Set problem a> In the records below, quote the stretch from the line containing "For every button, label, input, icon, or" through the line containing "candle-body: [146, 26, 151, 53]" word for word.

Document passage>
- Conference: Great Lakes Intercollegiate Athletic Conference
- Head coach: Brian Kelly (1991–2003); Chuck Martin (2004–2009);
- Home stadium: Lubbers Stadium (2010–2019)

= Grand Valley State Lakers football, 2000–2009 =

American college football season

The Grand Valley State Lakers football program, 2000–2009 represented Grand Valley State University (GVSU) during the 2000s in NCAA Division II college football as a member of the Great Lakes Intercollegiate Athletic Conference (GLIAC). The team was led by head coaches Brian Kelly (1991–2003) and Chuck Martin (2004–2009). During the 2000s, the Lakers advanced to the NCAA Division II playoffs nine consecutive years from 2001 to 2009, won seven GLIAC championships, played in six NCAA Division II championship games, and won four national championships (2002, 2003, 2005, and 2006).

The team played its home games at Lubbers Stadium, named after former university president Arend Lubbers, located on GVSU's main campus in Allendale, Michigan.

==2000==

The 2000 Grand Valley State Lakers football team represented Grand Valley State University (GVSU) as a member of the Great Lakes Intercollegiate Athletic Conference (GLIAC) during the 2000 NCAA Division II football season. In their tenth year under head coach Brian Kelly, the Lakers compiled an 7–4 record (7–3 in conference games), finished in third place in the GLIAC, and outscored opponents by a total of 337 to 284.

===Schedule===

| Date | Opponent | Site | Result | Attendance | Source |
| September 2 | at No. 17 South Dakota State* | Couglin-Alumni Stadium; Brookings, SD; | L 27–36 | 3,011 |  |
| September 9 | at Saginaw Valley State | Wickes Stadium; University Center, MI (Battle of the Valleys); | L 21–28 | 3,700 |  |
| September 16 | No. 15 Northwood | Lubbers Stadium; Allendale, MI; | L 17–45 | 8,951 |  |
| September 23 | Ashland | Lubbers Stadium; Allendale, MI; | W 38–7 | 4,653 |  |
| September 30 | at No. 7 (Northeast) Northern Michigan | Superior Dome; Marquette, MI; | L 28–29 | 2,546 |  |
| October 7 | Ferris State | Lubbers Stadium; Allendale, MI (Anchor–Bone Classic); | W 21–20 | 5,073 |  |
| October 14 | Indianapolis | Lubbers Stadium; Allendale, MI; | W 56–21 | 5,452 |  |
| October 21 | at Mercyhurst | Tullio Field; Erie, PA; | W 45–20 | 1,750 |  |
| October 28 | Michigan Tech | Lubbers Stadium; Allendale, MI; | W 31–29 | 6,026 |  |
| November 4 | at Wayne State (MI) | Tom Adams Field; Detroit, MI; | W 22–20 | 1,680 |  |
| November 11 | at Hillsdale | Frank "Muddy" Waters Stadium; Hillsdale, MI; | W 31–29 | 1,347 |  |
*Non-conference game; Rankings from American Football Coaches Association Poll released prior to the game;

==2001==

The 2001 Grand Valley State Lakers football team that represented the Grand Valley State University in the Great Lakes Intercollegiate Athletic Conference (GLIAC) during the 2001 NCAA Division II football season. In their 11th season under head coach Brian Kelly, the Lakers compiled a 13–1 record (9–0 against conference opponents), outscored opponents by a total of 707 to 231, and won the GLIAC championship. The team qualified for the playoffs and advanced to the national championship game where they lost to North Dakota.

Set problem b> Give the stretch of the Grand Valley State football passage from "The team played" through "in Allendale, Michigan." again, swapping "main campus" for "primary campus".

Element placement data>
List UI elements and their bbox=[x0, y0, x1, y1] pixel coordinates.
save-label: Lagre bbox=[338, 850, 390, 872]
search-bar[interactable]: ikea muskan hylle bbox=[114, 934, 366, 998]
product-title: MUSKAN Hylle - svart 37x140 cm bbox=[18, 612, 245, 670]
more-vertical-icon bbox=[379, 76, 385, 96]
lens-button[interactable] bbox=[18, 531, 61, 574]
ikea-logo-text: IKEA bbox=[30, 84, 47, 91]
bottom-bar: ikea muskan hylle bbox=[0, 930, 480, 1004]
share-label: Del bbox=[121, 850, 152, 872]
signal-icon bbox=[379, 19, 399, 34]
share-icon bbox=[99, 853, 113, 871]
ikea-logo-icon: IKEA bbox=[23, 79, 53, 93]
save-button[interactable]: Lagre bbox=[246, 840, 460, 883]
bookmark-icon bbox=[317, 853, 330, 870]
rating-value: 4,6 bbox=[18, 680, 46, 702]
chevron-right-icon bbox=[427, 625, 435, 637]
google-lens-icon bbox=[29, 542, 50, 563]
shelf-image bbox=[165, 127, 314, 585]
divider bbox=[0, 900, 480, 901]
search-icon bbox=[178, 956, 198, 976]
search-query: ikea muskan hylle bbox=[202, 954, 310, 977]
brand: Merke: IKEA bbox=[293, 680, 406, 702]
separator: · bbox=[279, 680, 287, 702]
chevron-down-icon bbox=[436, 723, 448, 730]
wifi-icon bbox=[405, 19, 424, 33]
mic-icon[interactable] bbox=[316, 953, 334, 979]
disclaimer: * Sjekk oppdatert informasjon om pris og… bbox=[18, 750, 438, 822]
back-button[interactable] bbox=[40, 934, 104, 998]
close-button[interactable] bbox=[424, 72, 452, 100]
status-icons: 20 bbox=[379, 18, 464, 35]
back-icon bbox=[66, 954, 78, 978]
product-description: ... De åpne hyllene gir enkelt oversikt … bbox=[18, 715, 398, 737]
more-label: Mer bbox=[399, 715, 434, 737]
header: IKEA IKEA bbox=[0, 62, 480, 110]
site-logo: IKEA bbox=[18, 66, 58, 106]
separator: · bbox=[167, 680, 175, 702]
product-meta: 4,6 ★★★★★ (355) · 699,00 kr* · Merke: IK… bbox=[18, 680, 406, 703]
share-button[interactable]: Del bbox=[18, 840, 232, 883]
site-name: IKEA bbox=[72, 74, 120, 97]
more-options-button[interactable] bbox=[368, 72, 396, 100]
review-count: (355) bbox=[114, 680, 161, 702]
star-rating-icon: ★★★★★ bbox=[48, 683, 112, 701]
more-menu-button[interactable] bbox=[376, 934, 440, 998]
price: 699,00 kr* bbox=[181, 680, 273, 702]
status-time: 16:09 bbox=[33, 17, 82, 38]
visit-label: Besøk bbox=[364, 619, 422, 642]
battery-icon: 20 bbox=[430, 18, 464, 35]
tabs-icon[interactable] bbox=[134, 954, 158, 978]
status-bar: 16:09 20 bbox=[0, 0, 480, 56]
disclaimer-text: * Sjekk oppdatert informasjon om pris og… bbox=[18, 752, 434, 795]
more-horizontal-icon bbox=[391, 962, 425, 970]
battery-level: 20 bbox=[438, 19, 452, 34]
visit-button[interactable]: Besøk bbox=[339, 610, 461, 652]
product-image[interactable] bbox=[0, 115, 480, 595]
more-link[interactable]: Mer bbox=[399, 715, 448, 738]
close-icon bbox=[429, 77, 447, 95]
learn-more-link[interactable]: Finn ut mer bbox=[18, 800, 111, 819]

==

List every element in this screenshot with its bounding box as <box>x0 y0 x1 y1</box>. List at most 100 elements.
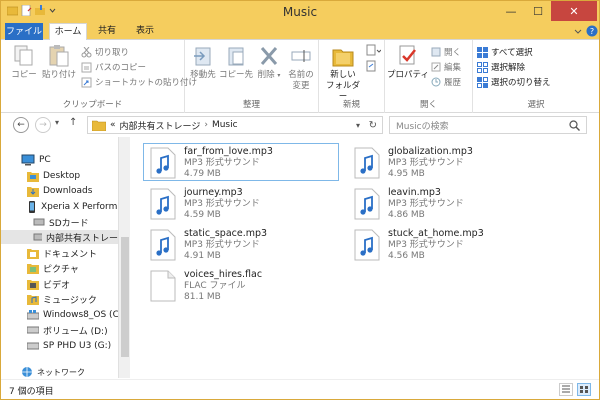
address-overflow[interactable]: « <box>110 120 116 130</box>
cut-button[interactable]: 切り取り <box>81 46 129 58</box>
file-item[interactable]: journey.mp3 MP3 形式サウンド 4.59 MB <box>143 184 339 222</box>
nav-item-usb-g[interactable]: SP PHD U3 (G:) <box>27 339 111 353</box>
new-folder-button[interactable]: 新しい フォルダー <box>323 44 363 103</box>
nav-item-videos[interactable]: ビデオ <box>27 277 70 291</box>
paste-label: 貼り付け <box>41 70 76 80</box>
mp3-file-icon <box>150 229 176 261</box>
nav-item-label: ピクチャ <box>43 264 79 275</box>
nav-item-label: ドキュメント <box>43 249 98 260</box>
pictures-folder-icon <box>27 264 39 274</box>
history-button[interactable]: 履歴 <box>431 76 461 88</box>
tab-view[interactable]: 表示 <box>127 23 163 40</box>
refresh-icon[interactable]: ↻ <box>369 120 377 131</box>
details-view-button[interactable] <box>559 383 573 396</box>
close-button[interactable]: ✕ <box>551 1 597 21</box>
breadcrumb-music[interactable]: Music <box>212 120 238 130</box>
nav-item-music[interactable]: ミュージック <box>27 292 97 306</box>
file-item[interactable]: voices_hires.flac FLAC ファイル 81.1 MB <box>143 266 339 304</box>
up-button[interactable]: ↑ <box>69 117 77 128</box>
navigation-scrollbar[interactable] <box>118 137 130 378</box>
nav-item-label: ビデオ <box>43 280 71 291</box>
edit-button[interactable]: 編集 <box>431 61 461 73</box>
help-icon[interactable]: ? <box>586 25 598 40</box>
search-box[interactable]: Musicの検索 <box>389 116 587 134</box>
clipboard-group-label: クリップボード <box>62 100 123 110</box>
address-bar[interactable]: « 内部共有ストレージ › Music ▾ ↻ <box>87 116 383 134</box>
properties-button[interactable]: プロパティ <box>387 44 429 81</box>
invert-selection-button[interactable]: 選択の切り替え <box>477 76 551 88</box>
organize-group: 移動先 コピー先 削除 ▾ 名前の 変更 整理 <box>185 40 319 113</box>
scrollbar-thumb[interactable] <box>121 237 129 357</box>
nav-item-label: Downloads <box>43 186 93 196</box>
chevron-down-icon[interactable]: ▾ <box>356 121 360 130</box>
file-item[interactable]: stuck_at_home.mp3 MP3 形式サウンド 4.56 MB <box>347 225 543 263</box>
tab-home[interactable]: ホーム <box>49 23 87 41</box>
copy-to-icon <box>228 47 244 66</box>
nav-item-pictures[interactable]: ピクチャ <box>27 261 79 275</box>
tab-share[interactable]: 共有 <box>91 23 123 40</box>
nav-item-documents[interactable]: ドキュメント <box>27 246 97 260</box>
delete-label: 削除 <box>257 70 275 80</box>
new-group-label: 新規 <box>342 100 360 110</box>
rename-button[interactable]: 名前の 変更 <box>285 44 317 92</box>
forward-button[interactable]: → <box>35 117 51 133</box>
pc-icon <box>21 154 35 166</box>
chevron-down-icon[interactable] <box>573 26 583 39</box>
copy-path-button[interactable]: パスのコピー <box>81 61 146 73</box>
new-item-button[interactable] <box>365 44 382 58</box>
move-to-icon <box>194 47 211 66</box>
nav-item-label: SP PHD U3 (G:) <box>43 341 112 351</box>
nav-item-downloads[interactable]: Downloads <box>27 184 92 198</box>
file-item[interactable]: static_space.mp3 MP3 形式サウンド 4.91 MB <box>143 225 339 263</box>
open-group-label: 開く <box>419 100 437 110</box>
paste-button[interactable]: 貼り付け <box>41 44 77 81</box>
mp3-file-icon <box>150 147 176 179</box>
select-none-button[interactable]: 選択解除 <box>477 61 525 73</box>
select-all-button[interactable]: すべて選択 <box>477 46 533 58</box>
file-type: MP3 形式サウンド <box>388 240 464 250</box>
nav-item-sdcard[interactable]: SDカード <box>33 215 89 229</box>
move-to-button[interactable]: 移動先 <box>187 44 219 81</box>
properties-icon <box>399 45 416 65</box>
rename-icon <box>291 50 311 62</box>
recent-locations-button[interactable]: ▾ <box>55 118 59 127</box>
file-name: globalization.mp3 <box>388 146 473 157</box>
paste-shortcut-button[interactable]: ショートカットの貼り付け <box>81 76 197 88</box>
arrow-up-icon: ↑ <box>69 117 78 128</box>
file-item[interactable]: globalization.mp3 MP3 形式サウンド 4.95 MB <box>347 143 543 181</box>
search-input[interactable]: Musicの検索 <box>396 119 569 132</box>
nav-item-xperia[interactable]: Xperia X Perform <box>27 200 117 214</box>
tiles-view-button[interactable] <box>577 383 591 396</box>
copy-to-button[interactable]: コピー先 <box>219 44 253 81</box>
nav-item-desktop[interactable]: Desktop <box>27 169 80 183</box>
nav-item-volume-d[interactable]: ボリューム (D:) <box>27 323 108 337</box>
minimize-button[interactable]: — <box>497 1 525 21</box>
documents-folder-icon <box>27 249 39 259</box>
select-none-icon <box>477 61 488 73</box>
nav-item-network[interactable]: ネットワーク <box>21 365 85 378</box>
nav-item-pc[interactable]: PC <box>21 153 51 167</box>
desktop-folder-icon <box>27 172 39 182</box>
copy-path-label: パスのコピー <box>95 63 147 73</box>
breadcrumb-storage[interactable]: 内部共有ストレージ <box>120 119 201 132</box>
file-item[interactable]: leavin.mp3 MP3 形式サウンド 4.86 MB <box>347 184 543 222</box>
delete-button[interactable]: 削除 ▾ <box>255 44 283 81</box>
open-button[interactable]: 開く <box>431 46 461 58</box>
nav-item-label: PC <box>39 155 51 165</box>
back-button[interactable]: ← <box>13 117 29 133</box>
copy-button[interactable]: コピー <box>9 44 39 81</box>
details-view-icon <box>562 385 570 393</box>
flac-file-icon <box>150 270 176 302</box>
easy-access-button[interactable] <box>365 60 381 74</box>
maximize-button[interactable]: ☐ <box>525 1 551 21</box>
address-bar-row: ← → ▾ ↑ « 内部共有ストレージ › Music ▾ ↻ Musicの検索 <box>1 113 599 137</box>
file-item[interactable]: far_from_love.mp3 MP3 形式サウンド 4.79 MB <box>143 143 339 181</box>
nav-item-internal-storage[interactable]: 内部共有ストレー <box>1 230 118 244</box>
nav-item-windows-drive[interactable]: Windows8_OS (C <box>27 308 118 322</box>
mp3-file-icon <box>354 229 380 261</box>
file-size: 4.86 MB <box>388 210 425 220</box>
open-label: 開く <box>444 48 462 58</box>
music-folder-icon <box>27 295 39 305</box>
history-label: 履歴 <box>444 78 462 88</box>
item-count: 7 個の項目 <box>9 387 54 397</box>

---

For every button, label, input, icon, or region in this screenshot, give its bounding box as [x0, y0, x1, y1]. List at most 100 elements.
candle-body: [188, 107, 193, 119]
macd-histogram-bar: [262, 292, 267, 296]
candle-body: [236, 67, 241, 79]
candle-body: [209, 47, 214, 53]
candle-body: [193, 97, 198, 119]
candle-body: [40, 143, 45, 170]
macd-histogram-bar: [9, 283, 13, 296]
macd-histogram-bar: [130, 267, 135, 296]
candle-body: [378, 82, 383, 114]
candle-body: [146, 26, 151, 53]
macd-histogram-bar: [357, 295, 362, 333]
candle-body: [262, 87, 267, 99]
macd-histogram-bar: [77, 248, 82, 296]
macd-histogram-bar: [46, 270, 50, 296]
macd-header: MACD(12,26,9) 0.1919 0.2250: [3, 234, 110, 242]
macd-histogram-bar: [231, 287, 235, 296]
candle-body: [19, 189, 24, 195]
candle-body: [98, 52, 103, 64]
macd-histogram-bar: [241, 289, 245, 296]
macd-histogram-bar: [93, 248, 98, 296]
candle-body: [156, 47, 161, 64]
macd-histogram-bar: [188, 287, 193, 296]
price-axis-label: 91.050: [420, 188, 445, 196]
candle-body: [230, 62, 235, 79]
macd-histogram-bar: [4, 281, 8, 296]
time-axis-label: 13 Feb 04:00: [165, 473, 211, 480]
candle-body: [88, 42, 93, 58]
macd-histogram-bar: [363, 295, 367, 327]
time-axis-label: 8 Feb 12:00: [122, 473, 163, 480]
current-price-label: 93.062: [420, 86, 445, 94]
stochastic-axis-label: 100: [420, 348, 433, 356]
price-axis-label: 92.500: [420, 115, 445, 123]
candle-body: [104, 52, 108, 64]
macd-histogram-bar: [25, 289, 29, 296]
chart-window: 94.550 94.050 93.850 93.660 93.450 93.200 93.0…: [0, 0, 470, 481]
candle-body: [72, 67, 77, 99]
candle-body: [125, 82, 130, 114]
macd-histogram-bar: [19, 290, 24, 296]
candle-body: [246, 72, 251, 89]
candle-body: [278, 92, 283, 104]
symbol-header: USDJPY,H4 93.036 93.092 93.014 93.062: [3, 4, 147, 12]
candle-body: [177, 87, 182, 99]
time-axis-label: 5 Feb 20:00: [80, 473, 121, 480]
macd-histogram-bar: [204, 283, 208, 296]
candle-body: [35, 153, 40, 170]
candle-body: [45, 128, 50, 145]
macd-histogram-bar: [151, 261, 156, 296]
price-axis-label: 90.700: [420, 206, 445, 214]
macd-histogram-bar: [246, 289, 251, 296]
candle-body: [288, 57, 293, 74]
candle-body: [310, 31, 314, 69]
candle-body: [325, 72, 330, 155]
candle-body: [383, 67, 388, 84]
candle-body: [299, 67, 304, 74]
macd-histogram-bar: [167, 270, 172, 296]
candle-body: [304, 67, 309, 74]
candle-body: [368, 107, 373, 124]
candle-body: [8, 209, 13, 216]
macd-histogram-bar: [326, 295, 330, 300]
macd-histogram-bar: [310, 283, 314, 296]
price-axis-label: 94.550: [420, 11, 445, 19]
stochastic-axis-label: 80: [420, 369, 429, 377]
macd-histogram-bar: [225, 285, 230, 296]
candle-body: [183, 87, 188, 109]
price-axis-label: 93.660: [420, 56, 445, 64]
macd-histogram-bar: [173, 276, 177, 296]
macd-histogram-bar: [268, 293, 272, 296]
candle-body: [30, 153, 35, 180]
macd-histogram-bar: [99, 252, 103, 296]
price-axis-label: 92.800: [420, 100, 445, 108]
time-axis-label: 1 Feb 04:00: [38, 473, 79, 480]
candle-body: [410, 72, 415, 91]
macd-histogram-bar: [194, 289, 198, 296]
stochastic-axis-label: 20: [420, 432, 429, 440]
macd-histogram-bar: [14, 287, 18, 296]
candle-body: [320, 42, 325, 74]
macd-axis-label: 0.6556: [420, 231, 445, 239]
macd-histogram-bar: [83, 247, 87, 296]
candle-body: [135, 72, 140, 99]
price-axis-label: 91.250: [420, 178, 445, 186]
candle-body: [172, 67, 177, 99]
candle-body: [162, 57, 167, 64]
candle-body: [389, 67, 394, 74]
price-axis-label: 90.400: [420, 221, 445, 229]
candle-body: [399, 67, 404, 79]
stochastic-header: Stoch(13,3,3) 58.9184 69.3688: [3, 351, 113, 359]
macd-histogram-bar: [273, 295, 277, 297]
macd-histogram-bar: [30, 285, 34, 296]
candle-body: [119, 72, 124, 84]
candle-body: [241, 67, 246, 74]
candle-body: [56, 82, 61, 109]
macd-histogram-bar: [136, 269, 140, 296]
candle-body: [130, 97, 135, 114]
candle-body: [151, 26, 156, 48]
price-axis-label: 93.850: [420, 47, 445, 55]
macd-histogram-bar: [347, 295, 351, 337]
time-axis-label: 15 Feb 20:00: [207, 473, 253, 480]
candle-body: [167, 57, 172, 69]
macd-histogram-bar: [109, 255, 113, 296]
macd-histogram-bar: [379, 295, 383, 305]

Expected output a>
For every button, label, input, icon, or region in this screenshot, give its bounding box as [x0, y0, x1, y1]. List at most 100 elements.
candle-body: [188, 107, 193, 119]
macd-histogram-bar: [262, 292, 267, 296]
candle-body: [236, 67, 241, 79]
candle-body: [209, 47, 214, 53]
candle-body: [193, 97, 198, 119]
candle-body: [40, 143, 45, 170]
macd-histogram-bar: [9, 283, 13, 296]
macd-histogram-bar: [130, 267, 135, 296]
candle-body: [378, 82, 383, 114]
candle-body: [146, 26, 151, 53]

Expected output b>
The team played its home games at Lubbers Stadium, named after former university president Arend Lubbers, located on GVSU's primary campus in Allendale, Michigan.